What the task requires = Write out each line that follows exactly as it stands, without the pictures.

Extracted data entries:
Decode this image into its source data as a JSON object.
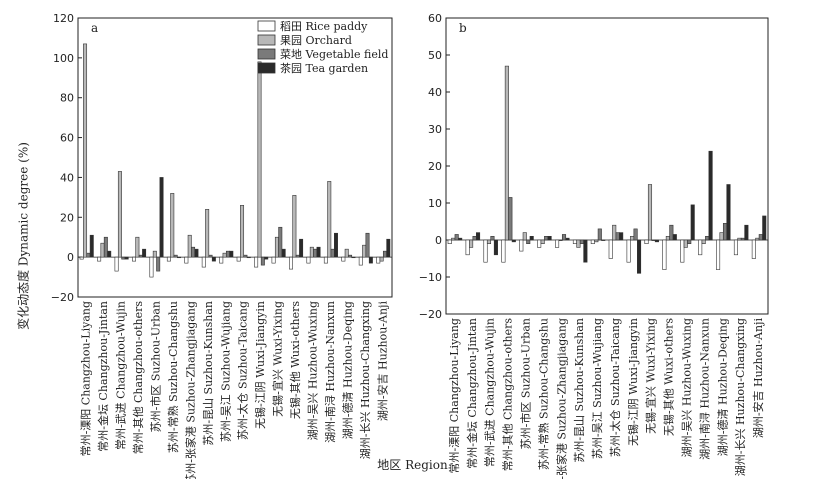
{
  "figure": {
    "ylabel": "变化动态度 Dynamic degree (%)",
    "xlabel": "地区 Region"
  },
  "chart_data": [
    {
      "type": "bar",
      "panel_label": "a",
      "ylim": [
        -20,
        120
      ],
      "yticks": [
        -20,
        0,
        20,
        40,
        60,
        80,
        100,
        120
      ],
      "legend_position": "top-right",
      "categories": [
        "常州-溧阳 Changzhou-Liyang",
        "常州-金坛 Changzhou-Jintan",
        "常州-武进 Changzhou-Wujin",
        "常州-其他 Changzhou-others",
        "苏州-市区 Suzhou-Urban",
        "苏州-常熟 Suzhou-Changshu",
        "苏州-张家港 Suzhou-Zhangjiagang",
        "苏州-昆山 Suzhou-Kunshan",
        "苏州-吴江 Suzhou-Wujiang",
        "苏州-太仓 Suzhou-Taicang",
        "无锡-江阴 Wuxi-Jiangyin",
        "无锡-宜兴 Wuxi-Yixing",
        "无锡-其他 Wuxi-others",
        "湖州-吴兴 Huzhou-Wuxing",
        "湖州-南浔 Huzhou-Nanxun",
        "湖州-德清 Huzhou-Deqing",
        "湖州-长兴 Huzhou-Changxing",
        "湖州-安吉 Huzhou-Anji"
      ],
      "series": [
        {
          "name": "稻田 Rice paddy",
          "color": "#ffffff",
          "values": [
            -1,
            -2,
            -7,
            -2,
            -10,
            -2,
            -3,
            -5,
            -3,
            -2,
            -5,
            -3,
            -6,
            -3,
            -3,
            -2,
            -4,
            -3
          ]
        },
        {
          "name": "果园 Orchard",
          "color": "#b8b8b8",
          "values": [
            107,
            7,
            43,
            10,
            3,
            32,
            11,
            24,
            2,
            26,
            98,
            10,
            31,
            5,
            38,
            4,
            6,
            -2
          ]
        },
        {
          "name": "菜地 Vegetable field",
          "color": "#7a7a7a",
          "values": [
            2,
            10,
            -1,
            1,
            -7,
            1,
            5,
            1,
            3,
            1,
            -4,
            15,
            1,
            4,
            4,
            1,
            12,
            3
          ]
        },
        {
          "name": "茶园 Tea garden",
          "color": "#2a2a2a",
          "values": [
            11,
            3,
            -1,
            4,
            40,
            0,
            4,
            -2,
            3,
            0,
            -1,
            4,
            9,
            5,
            12,
            0,
            -3,
            9
          ]
        }
      ]
    },
    {
      "type": "bar",
      "panel_label": "b",
      "ylim": [
        -20,
        60
      ],
      "yticks": [
        -20,
        -10,
        0,
        10,
        20,
        30,
        40,
        50,
        60
      ],
      "categories": [
        "常州-溧阳 Changzhou-Liyang",
        "常州-金坛 Changzhou-Jintan",
        "常州-武进 Changzhou-Wujin",
        "常州-其他 Changzhou-others",
        "苏州-市区 Suzhou-Urban",
        "苏州-常熟 Suzhou-Changshu",
        "苏州-张家港 Suzhou-Zhangjiagang",
        "苏州-昆山 Suzhou-Kunshan",
        "苏州-吴江 Suzhou-Wujiang",
        "苏州-太仓 Suzhou-Taicang",
        "无锡-江阴 Wuxi-Jiangyin",
        "无锡-宜兴 Wuxi-Yixing",
        "无锡-其他 Wuxi-others",
        "湖州-吴兴 Huzhou-Wuxing",
        "湖州-南浔 Huzhou-Nanxun",
        "湖州-德清 Huzhou-Deqing",
        "湖州-长兴 Huzhou-Changxing",
        "湖州-安吉 Huzhou-Anji"
      ],
      "series": [
        {
          "name": "稻田 Rice paddy",
          "color": "#ffffff",
          "values": [
            -1,
            -4,
            -6,
            -6,
            -3,
            -2,
            -2,
            -1,
            -1,
            -5,
            -6,
            -1,
            -8,
            -6,
            -4,
            -8,
            -4,
            -5
          ]
        },
        {
          "name": "果园 Orchard",
          "color": "#b8b8b8",
          "values": [
            0.5,
            -2,
            -1,
            47,
            2,
            -1,
            0,
            -2,
            -0.5,
            4,
            1,
            15,
            1,
            -2,
            -1,
            2,
            0.5,
            0.5
          ]
        },
        {
          "name": "菜地 Vegetable field",
          "color": "#7a7a7a",
          "values": [
            1.5,
            1,
            1,
            11.5,
            -1,
            1,
            1.5,
            -1,
            3,
            2,
            3,
            0,
            4,
            -1,
            1,
            4.5,
            0.5,
            1.5
          ]
        },
        {
          "name": "茶园 Tea garden",
          "color": "#2a2a2a",
          "values": [
            0.5,
            2,
            -4,
            -0.5,
            1,
            1,
            0.5,
            -6,
            0,
            2,
            -9,
            -0.5,
            1.5,
            9.5,
            24,
            15,
            4,
            6.5
          ]
        }
      ]
    }
  ]
}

The output =
Decode this image into its source data as a JSON object.
{
  "figure": {
    "ylabel": "变化动态度 Dynamic degree (%)",
    "xlabel": "地区 Region"
  },
  "chart_data": [
    {
      "type": "bar",
      "panel_label": "a",
      "ylim": [
        -20,
        120
      ],
      "yticks": [
        -20,
        0,
        20,
        40,
        60,
        80,
        100,
        120
      ],
      "legend_position": "top-right",
      "categories": [
        "常州-溧阳 Changzhou-Liyang",
        "常州-金坛 Changzhou-Jintan",
        "常州-武进 Changzhou-Wujin",
        "常州-其他 Changzhou-others",
        "苏州-市区 Suzhou-Urban",
        "苏州-常熟 Suzhou-Changshu",
        "苏州-张家港 Suzhou-Zhangjiagang",
        "苏州-昆山 Suzhou-Kunshan",
        "苏州-吴江 Suzhou-Wujiang",
        "苏州-太仓 Suzhou-Taicang",
        "无锡-江阴 Wuxi-Jiangyin",
        "无锡-宜兴 Wuxi-Yixing",
        "无锡-其他 Wuxi-others",
        "湖州-吴兴 Huzhou-Wuxing",
        "湖州-南浔 Huzhou-Nanxun",
        "湖州-德清 Huzhou-Deqing",
        "湖州-长兴 Huzhou-Changxing",
        "湖州-安吉 Huzhou-Anji"
      ],
      "series": [
        {
          "name": "稻田 Rice paddy",
          "color": "#ffffff",
          "values": [
            -1,
            -2,
            -7,
            -2,
            -10,
            -2,
            -3,
            -5,
            -3,
            -2,
            -5,
            -3,
            -6,
            -3,
            -3,
            -2,
            -4,
            -3
          ]
        },
        {
          "name": "果园 Orchard",
          "color": "#b8b8b8",
          "values": [
            107,
            7,
            43,
            10,
            3,
            32,
            11,
            24,
            2,
            26,
            98,
            10,
            31,
            5,
            38,
            4,
            6,
            -2
          ]
        },
        {
          "name": "菜地 Vegetable field",
          "color": "#7a7a7a",
          "values": [
            2,
            10,
            -1,
            1,
            -7,
            1,
            5,
            1,
            3,
            1,
            -4,
            15,
            1,
            4,
            4,
            1,
            12,
            3
          ]
        },
        {
          "name": "茶园 Tea garden",
          "color": "#2a2a2a",
          "values": [
            11,
            3,
            -1,
            4,
            40,
            0,
            4,
            -2,
            3,
            0,
            -1,
            4,
            9,
            5,
            12,
            0,
            -3,
            9
          ]
        }
      ]
    },
    {
      "type": "bar",
      "panel_label": "b",
      "ylim": [
        -20,
        60
      ],
      "yticks": [
        -20,
        -10,
        0,
        10,
        20,
        30,
        40,
        50,
        60
      ],
      "categories": [
        "常州-溧阳 Changzhou-Liyang",
        "常州-金坛 Changzhou-Jintan",
        "常州-武进 Changzhou-Wujin",
        "常州-其他 Changzhou-others",
        "苏州-市区 Suzhou-Urban",
        "苏州-常熟 Suzhou-Changshu",
        "苏州-张家港 Suzhou-Zhangjiagang",
        "苏州-昆山 Suzhou-Kunshan",
        "苏州-吴江 Suzhou-Wujiang",
        "苏州-太仓 Suzhou-Taicang",
        "无锡-江阴 Wuxi-Jiangyin",
        "无锡-宜兴 Wuxi-Yixing",
        "无锡-其他 Wuxi-others",
        "湖州-吴兴 Huzhou-Wuxing",
        "湖州-南浔 Huzhou-Nanxun",
        "湖州-德清 Huzhou-Deqing",
        "湖州-长兴 Huzhou-Changxing",
        "湖州-安吉 Huzhou-Anji"
      ],
      "series": [
        {
          "name": "稻田 Rice paddy",
          "color": "#ffffff",
          "values": [
            -1,
            -4,
            -6,
            -6,
            -3,
            -2,
            -2,
            -1,
            -1,
            -5,
            -6,
            -1,
            -8,
            -6,
            -4,
            -8,
            -4,
            -5
          ]
        },
        {
          "name": "果园 Orchard",
          "color": "#b8b8b8",
          "values": [
            0.5,
            -2,
            -1,
            47,
            2,
            -1,
            0,
            -2,
            -0.5,
            4,
            1,
            15,
            1,
            -2,
            -1,
            2,
            0.5,
            0.5
          ]
        },
        {
          "name": "菜地 Vegetable field",
          "color": "#7a7a7a",
          "values": [
            1.5,
            1,
            1,
            11.5,
            -1,
            1,
            1.5,
            -1,
            3,
            2,
            3,
            0,
            4,
            -1,
            1,
            4.5,
            0.5,
            1.5
          ]
        },
        {
          "name": "茶园 Tea garden",
          "color": "#2a2a2a",
          "values": [
            0.5,
            2,
            -4,
            -0.5,
            1,
            1,
            0.5,
            -6,
            0,
            2,
            -9,
            -0.5,
            1.5,
            9.5,
            24,
            15,
            4,
            6.5
          ]
        }
      ]
    }
  ]
}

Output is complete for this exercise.